* Task statement: In the entries below, find the lines that contain the word "Frequency" and copy them.

********

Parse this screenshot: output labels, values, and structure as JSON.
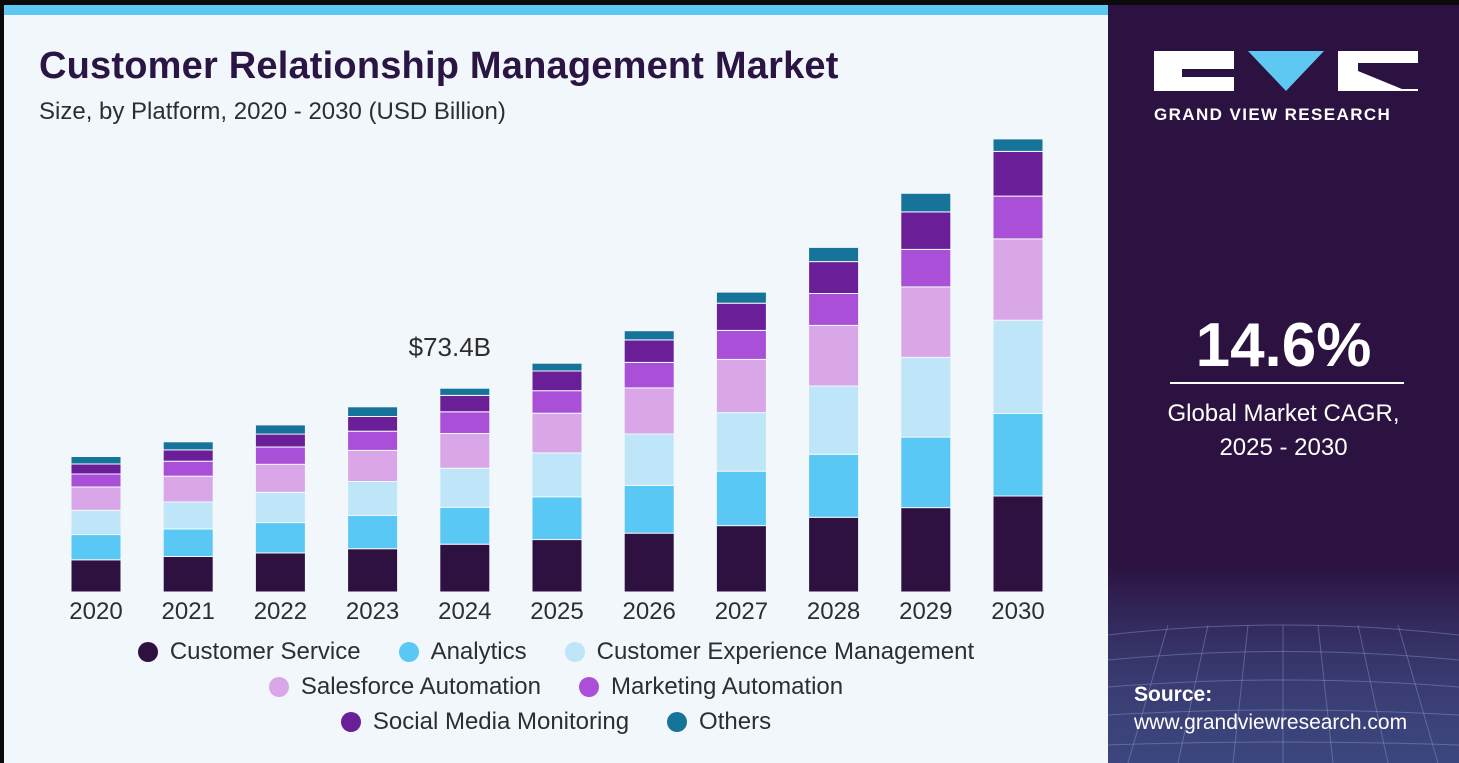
{
  "title": "Customer Relationship Management Market",
  "subtitle": "Size, by Platform, 2020 - 2030 (USD Billion)",
  "brand": {
    "name": "GRAND VIEW RESEARCH"
  },
  "cagr": {
    "value": "14.6%",
    "label_line1": "Global Market CAGR,",
    "label_line2": "2025 - 2030"
  },
  "source": {
    "label": "Source:",
    "url": "www.grandviewresearch.com"
  },
  "colors": {
    "left_bg": "#f2f7fb",
    "right_bg": "#2b1240",
    "accent": "#5ec8f2",
    "title": "#2a1545"
  },
  "chart_data": {
    "type": "bar",
    "stacked": true,
    "title": "Customer Relationship Management Market",
    "subtitle": "Size, by Platform, 2020 - 2030 (USD Billion)",
    "categories": [
      "2020",
      "2021",
      "2022",
      "2023",
      "2024",
      "2025",
      "2026",
      "2027",
      "2028",
      "2029",
      "2030"
    ],
    "totals": [
      48.8,
      54.1,
      60.2,
      66.7,
      73.4,
      82.4,
      94.1,
      108.0,
      124.1,
      143.6,
      163.2
    ],
    "annotations": [
      {
        "category": "2024",
        "text": "$73.4B"
      }
    ],
    "series": [
      {
        "name": "Customer Service",
        "color": "#2e1140",
        "values": [
          11.6,
          12.8,
          14.1,
          15.6,
          17.2,
          18.9,
          21.2,
          23.9,
          26.9,
          30.4,
          34.6
        ]
      },
      {
        "name": "Analytics",
        "color": "#5ac8f5",
        "values": [
          9.1,
          9.9,
          10.9,
          12.0,
          13.3,
          15.4,
          17.2,
          19.6,
          22.7,
          25.4,
          29.7
        ]
      },
      {
        "name": "Customer Experience Management",
        "color": "#bfe6f8",
        "values": [
          8.7,
          9.7,
          10.9,
          12.2,
          14.1,
          15.8,
          18.5,
          21.1,
          24.6,
          28.7,
          33.6
        ]
      },
      {
        "name": "Salesforce Automation",
        "color": "#d9a6e8",
        "values": [
          8.4,
          9.3,
          10.1,
          11.2,
          12.5,
          14.3,
          16.6,
          19.2,
          21.8,
          25.4,
          29.3
        ]
      },
      {
        "name": "Marketing Automation",
        "color": "#a94fd8",
        "values": [
          4.7,
          5.4,
          6.2,
          6.9,
          7.8,
          8.1,
          9.2,
          10.4,
          11.5,
          13.5,
          15.4
        ]
      },
      {
        "name": "Social Media Monitoring",
        "color": "#6a1f99",
        "values": [
          3.6,
          4.1,
          4.7,
          5.3,
          5.9,
          7.1,
          8.1,
          9.8,
          11.5,
          13.5,
          16.1
        ]
      },
      {
        "name": "Others",
        "color": "#16739a",
        "values": [
          2.7,
          2.9,
          3.3,
          3.5,
          2.6,
          2.8,
          3.3,
          4.0,
          5.1,
          6.7,
          4.5
        ]
      }
    ],
    "legend_rows": [
      [
        "Customer Service",
        "Analytics",
        "Customer Experience Management"
      ],
      [
        "Salesforce Automation",
        "Marketing Automation"
      ],
      [
        "Social Media Monitoring",
        "Others"
      ]
    ],
    "ylim": [
      0,
      170
    ],
    "grid": false,
    "legend_position": "bottom"
  }
}
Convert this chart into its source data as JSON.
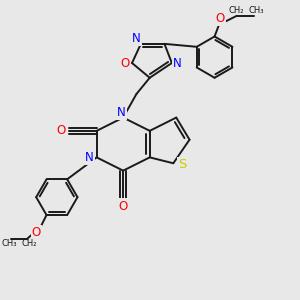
{
  "bg_color": "#e8e8e8",
  "bond_color": "#1a1a1a",
  "N_color": "#0000ff",
  "O_color": "#ff0000",
  "S_color": "#cccc00",
  "lw": 1.4,
  "fs": 8.5,
  "xlim": [
    0,
    10
  ],
  "ylim": [
    0,
    10
  ]
}
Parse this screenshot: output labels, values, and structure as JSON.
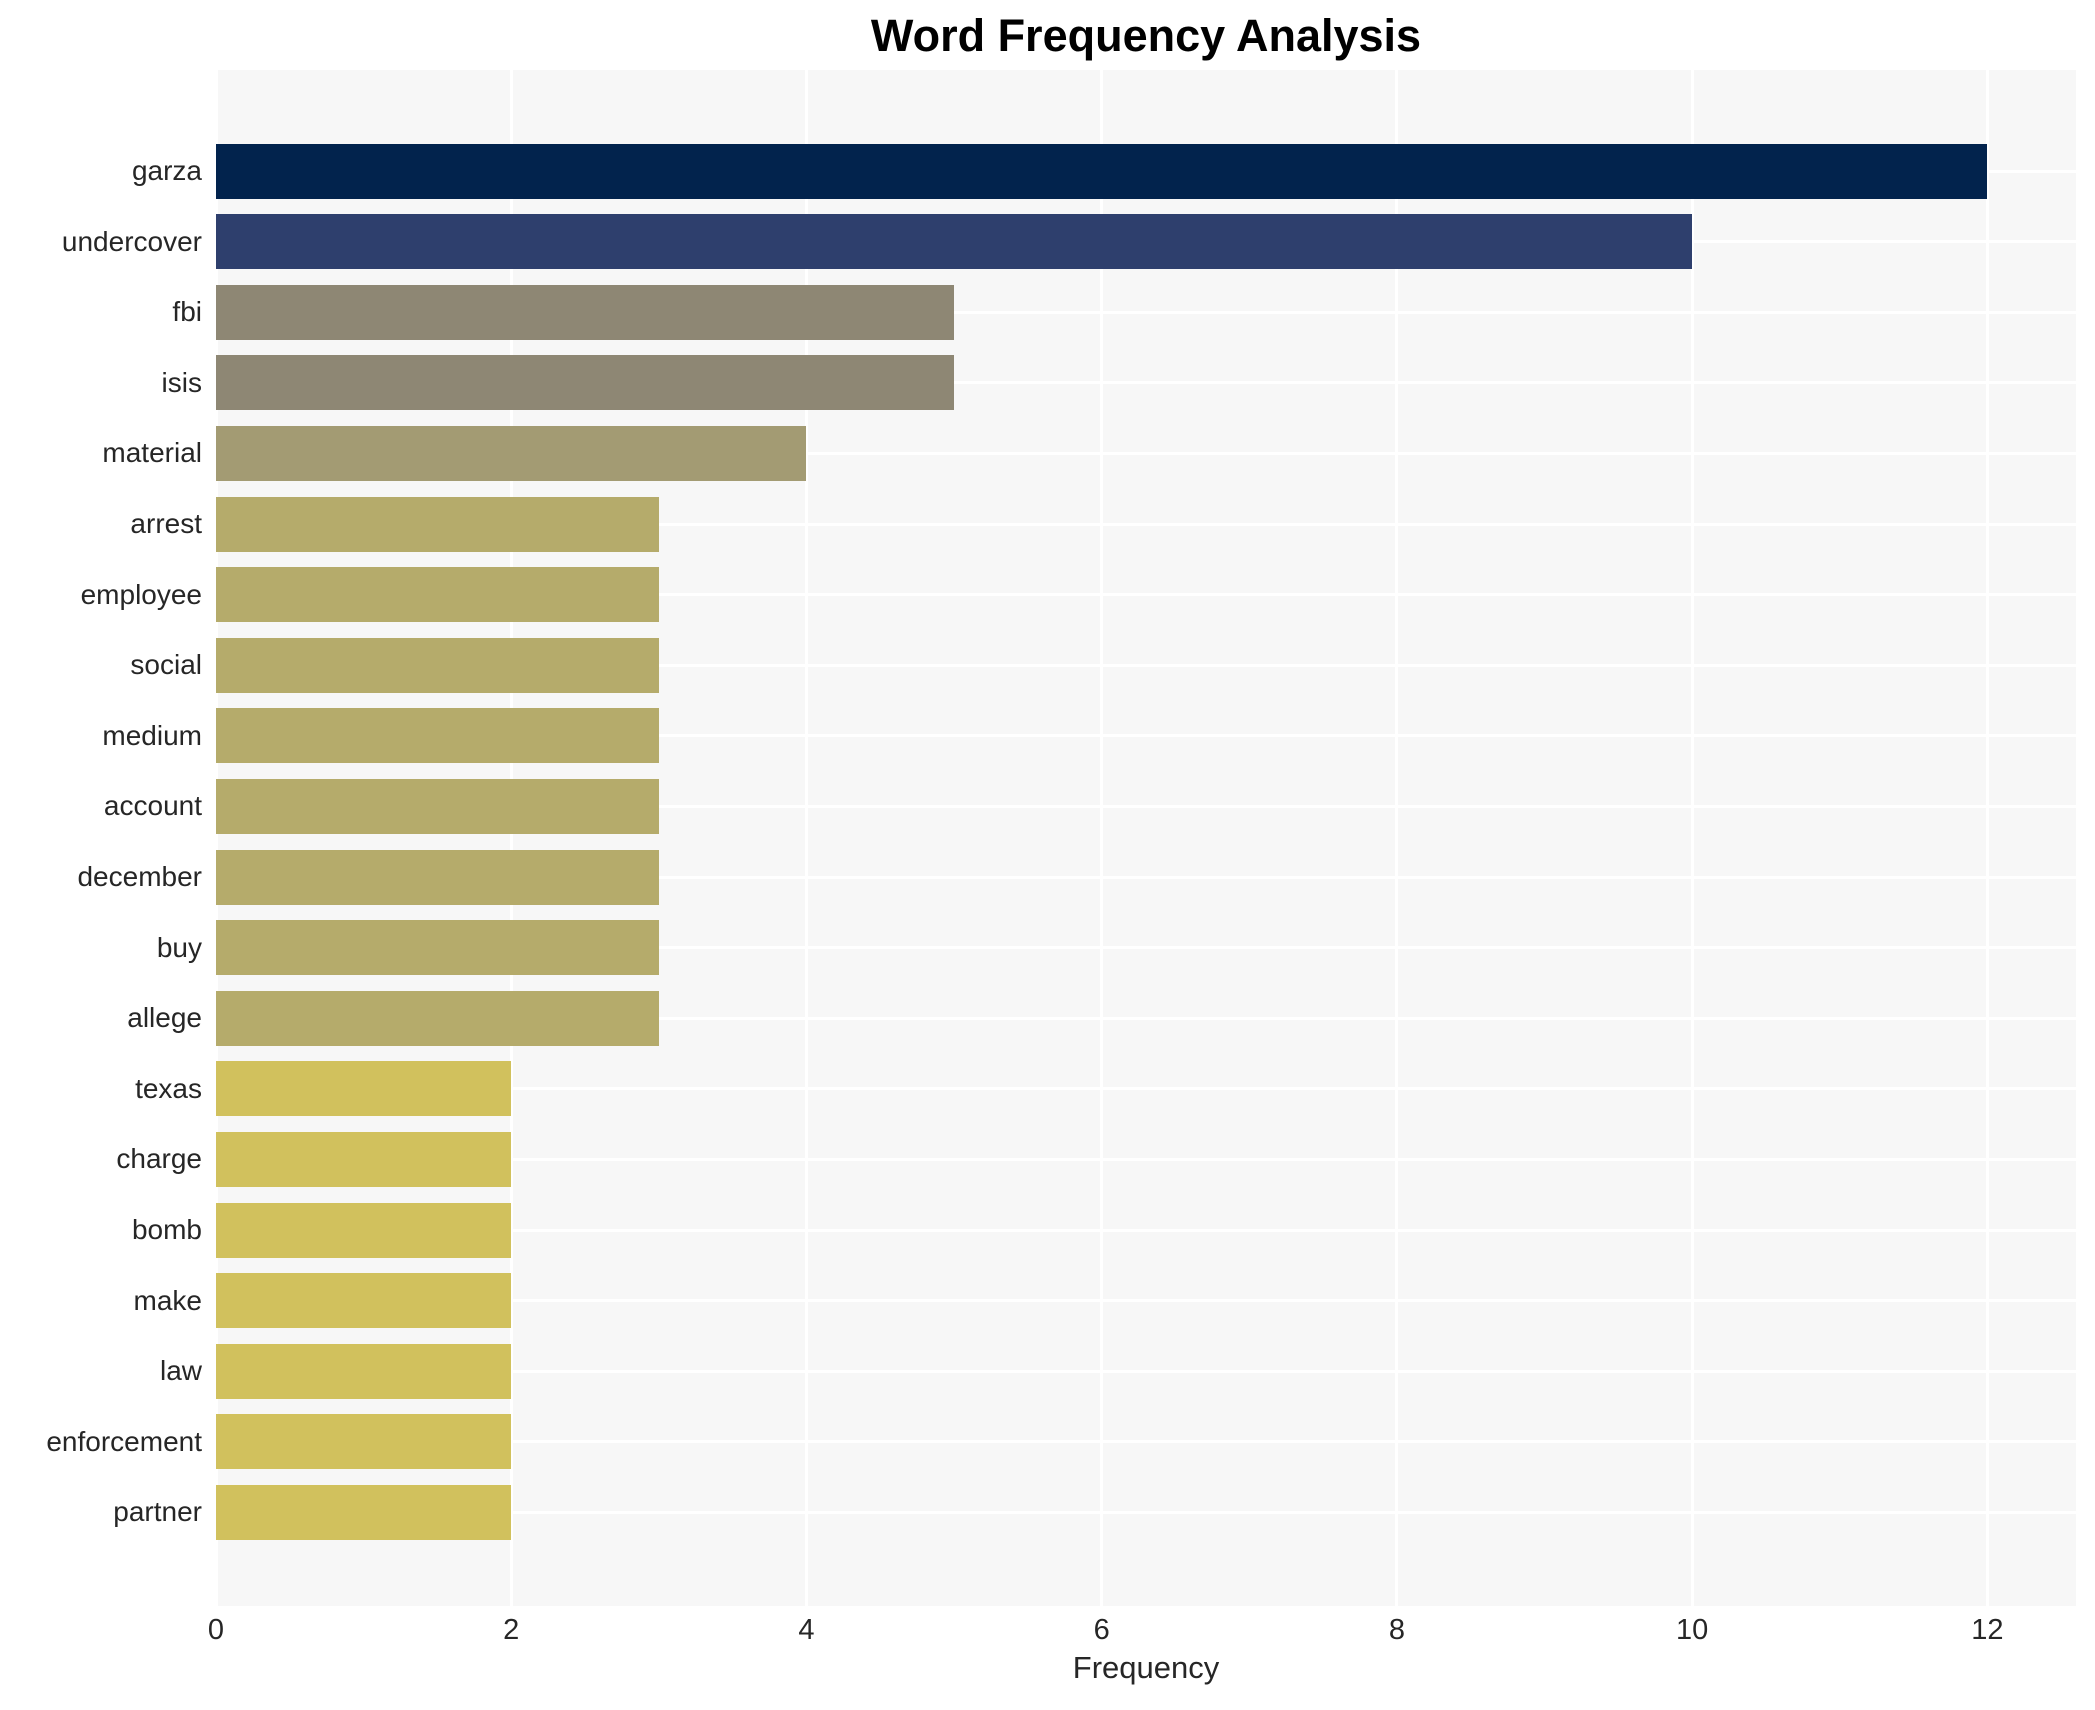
{
  "chart_data": {
    "type": "bar",
    "orientation": "horizontal",
    "title": "Word Frequency Analysis",
    "xlabel": "Frequency",
    "ylabel": "",
    "categories": [
      "garza",
      "undercover",
      "fbi",
      "isis",
      "material",
      "arrest",
      "employee",
      "social",
      "medium",
      "account",
      "december",
      "buy",
      "allege",
      "texas",
      "charge",
      "bomb",
      "make",
      "law",
      "enforcement",
      "partner"
    ],
    "values": [
      12,
      10,
      5,
      5,
      4,
      3,
      3,
      3,
      3,
      3,
      3,
      3,
      3,
      2,
      2,
      2,
      2,
      2,
      2,
      2
    ],
    "bar_colors": [
      "#02234d",
      "#2e3f6d",
      "#8e8774",
      "#8e8774",
      "#a39b73",
      "#b5ab6b",
      "#b5ab6b",
      "#b5ab6b",
      "#b5ab6b",
      "#b5ab6b",
      "#b5ab6b",
      "#b5ab6b",
      "#b5ab6b",
      "#d1c15d",
      "#d1c15d",
      "#d1c15d",
      "#d1c15d",
      "#d1c15d",
      "#d1c15d",
      "#d1c15d"
    ],
    "xticks": [
      0,
      2,
      4,
      6,
      8,
      10,
      12
    ],
    "xlim": [
      0,
      12.6
    ],
    "grid": true,
    "legend": false,
    "colors": {
      "figure_bg": "#ffffff",
      "plot_bg": "#f7f7f7",
      "gridline": "#ffffff",
      "title_text": "#000000",
      "axis_text": "#262626"
    }
  }
}
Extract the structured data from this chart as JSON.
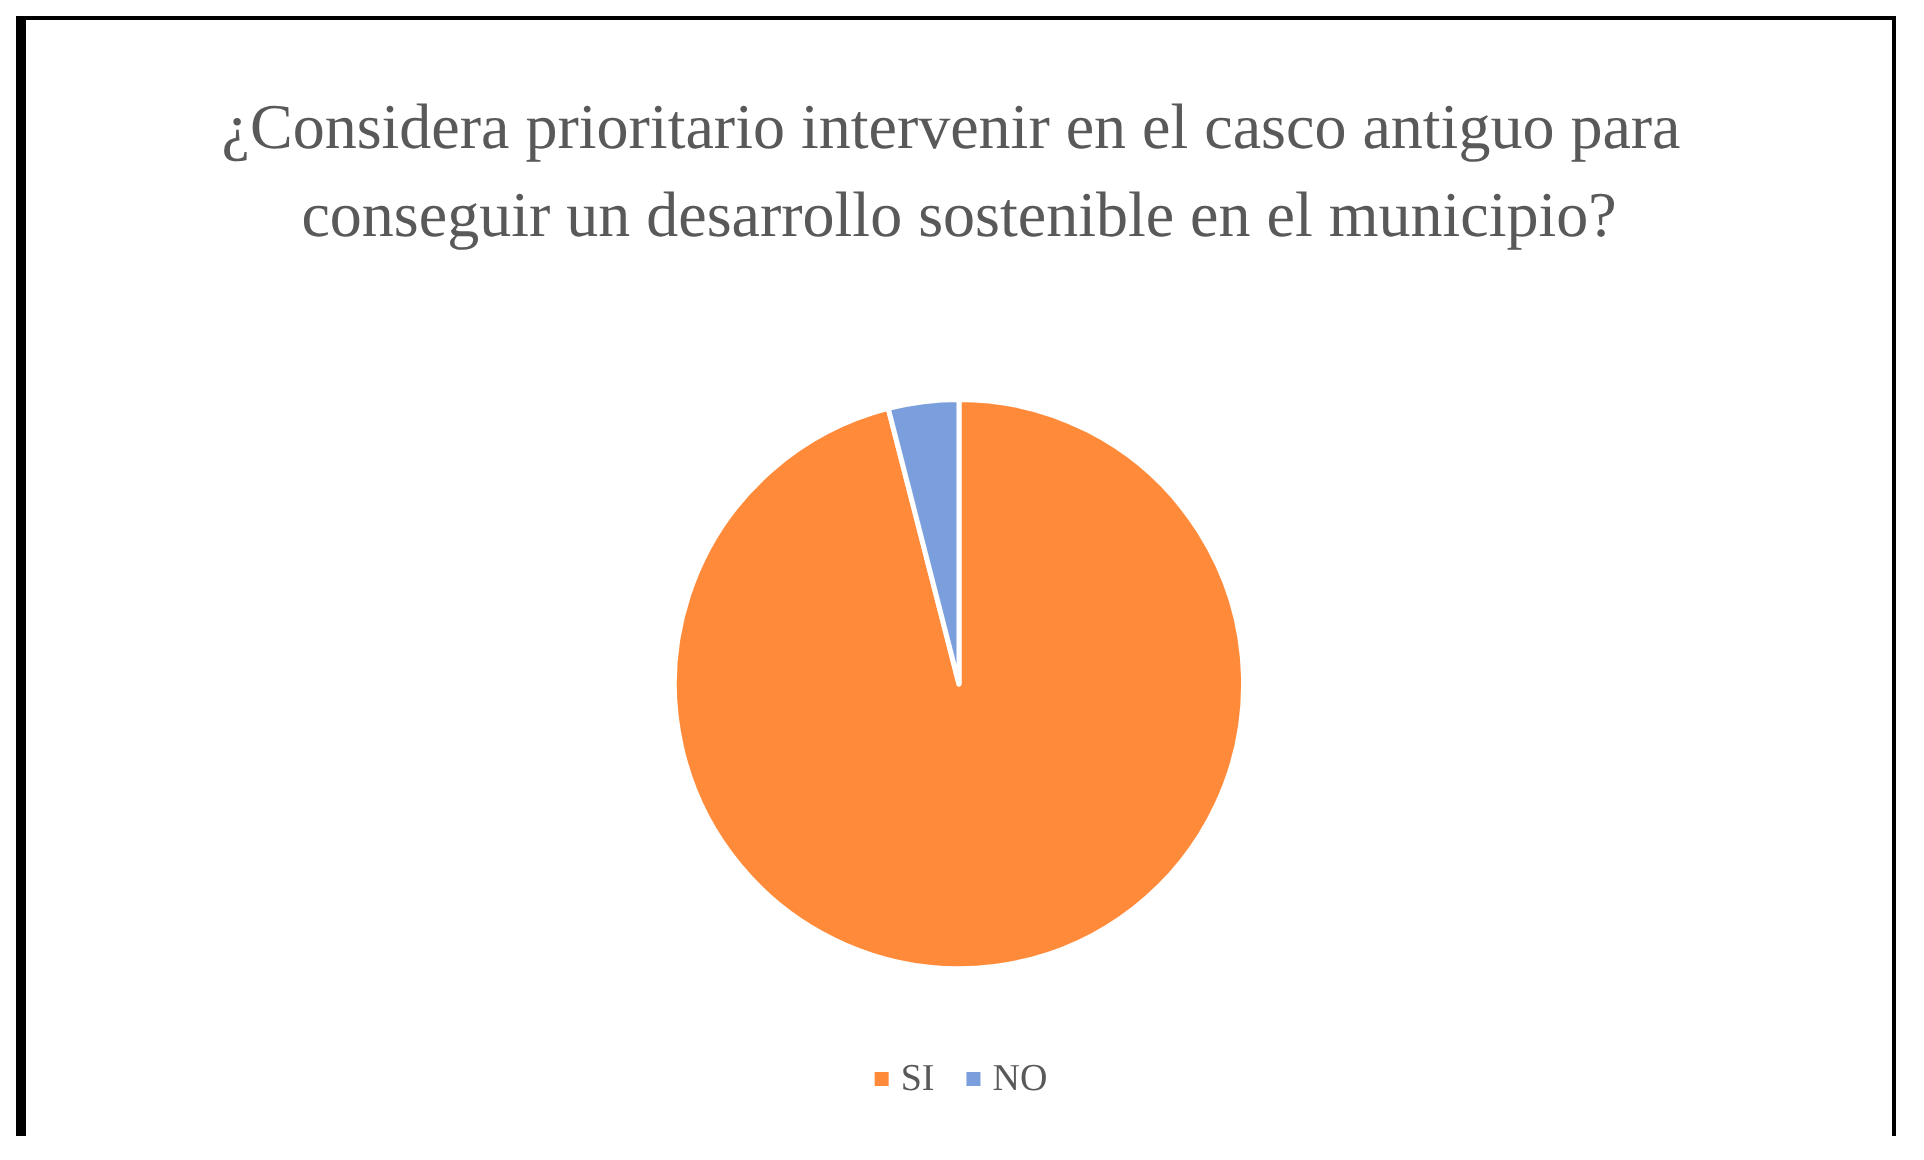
{
  "chart_data": {
    "type": "pie",
    "title": "¿Considera prioritario intervenir en el casco antiguo para conseguir un desarrollo sostenible en el municipio?",
    "categories": [
      "SI",
      "NO"
    ],
    "values": [
      96,
      4
    ],
    "colors": [
      "#ff8b3a",
      "#7b9fdd"
    ],
    "legend": "bottom"
  }
}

********

* The response:
    "title": "Word Frequency Analysis",
    "xlabel": "Frequency",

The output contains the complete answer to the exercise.